◆ DO THIS ◆
Repeat every record below exactly, but leave out any pictures.

◆ DATA LINES ◆
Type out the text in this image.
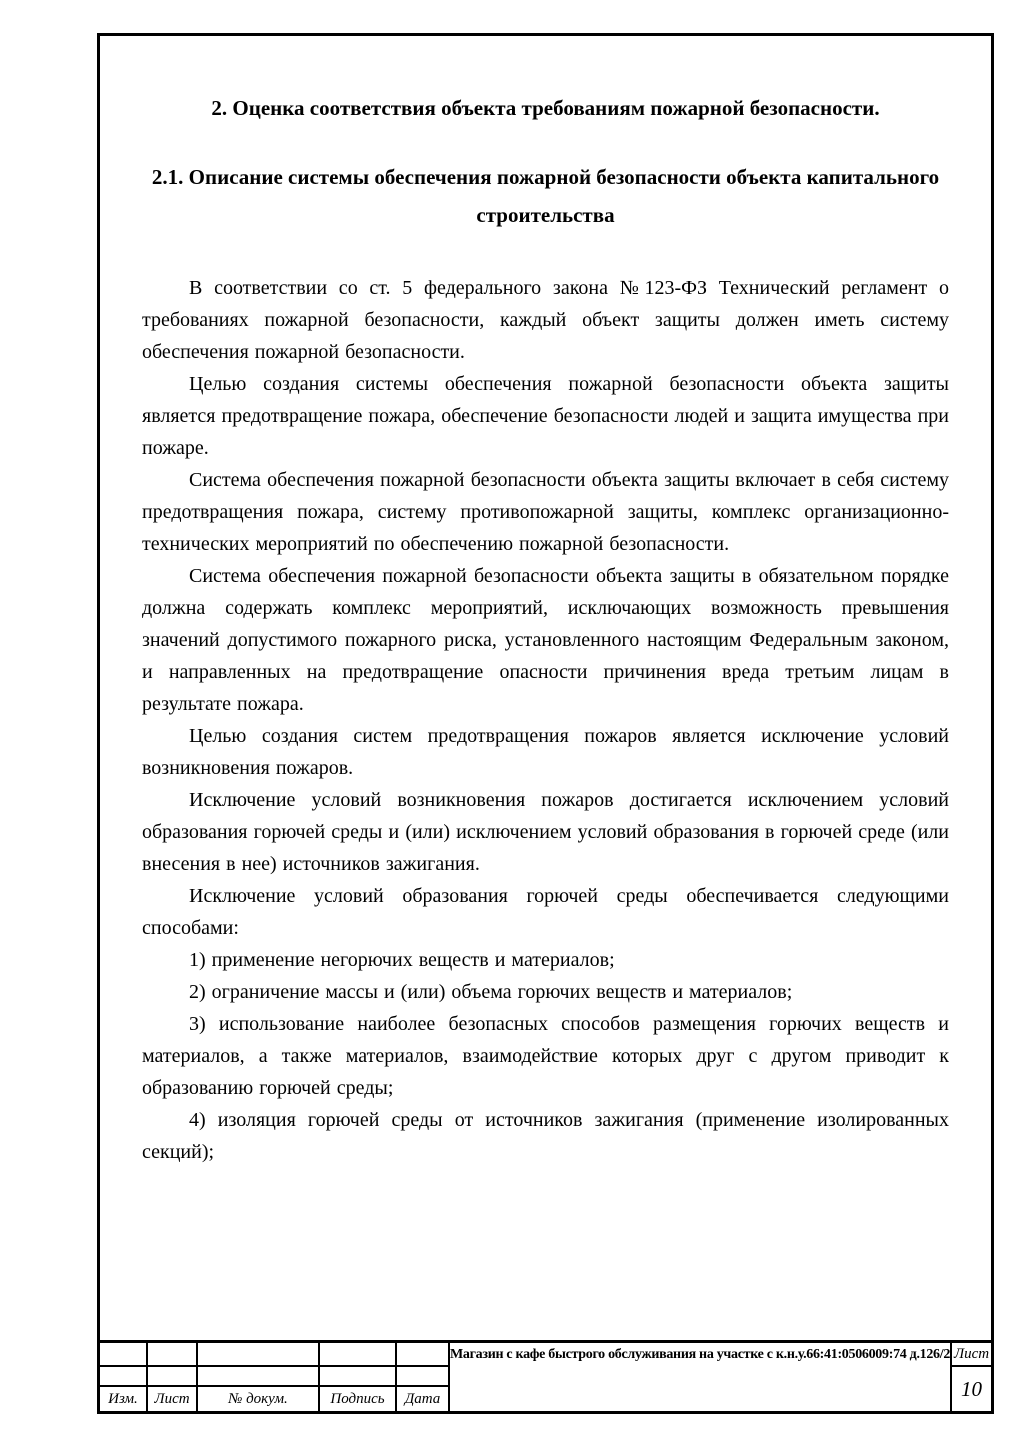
2. Оценка соответствия объекта требованиям пожарной безопасности.
2.1. Описание системы обеспечения пожарной безопасности объекта капитального строительства

В соответствии со ст. 5 федерального закона №123-ФЗ Технический регламент о требованиях пожарной безопасности, каждый объект защиты должен иметь систему обеспечения пожарной безопасности.

Целью создания системы обеспечения пожарной безопасности объекта защиты является предотвращение пожара, обеспечение безопасности людей и защита имущества при пожаре.

Система обеспечения пожарной безопасности объекта защиты включает в себя систему предотвращения пожара, систему противопожарной защиты, комплекс организационно-технических мероприятий по обеспечению пожарной безопасности.

Система обеспечения пожарной безопасности объекта защиты в обязательном порядке должна содержать комплекс мероприятий, исключающих возможность превышения значений допустимого пожарного риска, установленного настоящим Федеральным законом, и направленных на предотвращение опасности причинения вреда третьим лицам в результате пожара.

Целью создания систем предотвращения пожаров является исключение условий возникновения пожаров.

Исключение условий возникновения пожаров достигается исключением условий образования горючей среды и (или) исключением условий образования в горючей среде (или внесения в нее) источников зажигания.

Исключение условий образования горючей среды обеспечивается следующими способами:

1) применение негорючих веществ и материалов;

2) ограничение массы и (или) объема горючих веществ и материалов;

3) использование наиболее безопасных способов размещения горючих веществ и материалов, а также материалов, взаимодействие которых друг с другом приводит к образованию горючей среды;

4) изоляция горючей среды от источников зажигания (применение изолированных секций);

Изм.	Лист	№ докум.	Подпись	Дата
Магазин с кафе быстрого обслуживания на участке с к.н.у.66:41:0506009:74 д.126/2 Лист
10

◆ COMPLETED EXERCISE ◆
Type out the text in this image.
2. Оценка соответствия объекта требованиям пожарной безопасности.
2.1. Описание системы обеспечения пожарной безопасности объекта капитального строительства

В соответствии со ст. 5 федерального закона №123-ФЗ Технический регламент о требованиях пожарной безопасности, каждый объект защиты должен иметь систему обеспечения пожарной безопасности.

Целью создания системы обеспечения пожарной безопасности объекта защиты является предотвращение пожара, обеспечение безопасности людей и защита имущества при пожаре.

Система обеспечения пожарной безопасности объекта защиты включает в себя систему предотвращения пожара, систему противопожарной защиты, комплекс организационно-технических мероприятий по обеспечению пожарной безопасности.

Система обеспечения пожарной безопасности объекта защиты в обязательном порядке должна содержать комплекс мероприятий, исключающих возможность превышения значений допустимого пожарного риска, установленного настоящим Федеральным законом, и направленных на предотвращение опасности причинения вреда третьим лицам в результате пожара.

Целью создания систем предотвращения пожаров является исключение условий возникновения пожаров.

Исключение условий возникновения пожаров достигается исключением условий образования горючей среды и (или) исключением условий образования в горючей среде (или внесения в нее) источников зажигания.

Исключение условий образования горючей среды обеспечивается следующими способами:

1) применение негорючих веществ и материалов;

2) ограничение массы и (или) объема горючих веществ и материалов;

3) использование наиболее безопасных способов размещения горючих веществ и материалов, а также материалов, взаимодействие которых друг с другом приводит к образованию горючей среды;

4) изоляция горючей среды от источников зажигания (применение изолированных секций);

Изм.	Лист	№ докум.	Подпись	Дата
Магазин с кафе быстрого обслуживания на участке с к.н.у.66:41:0506009:74 д.126/2 Лист
10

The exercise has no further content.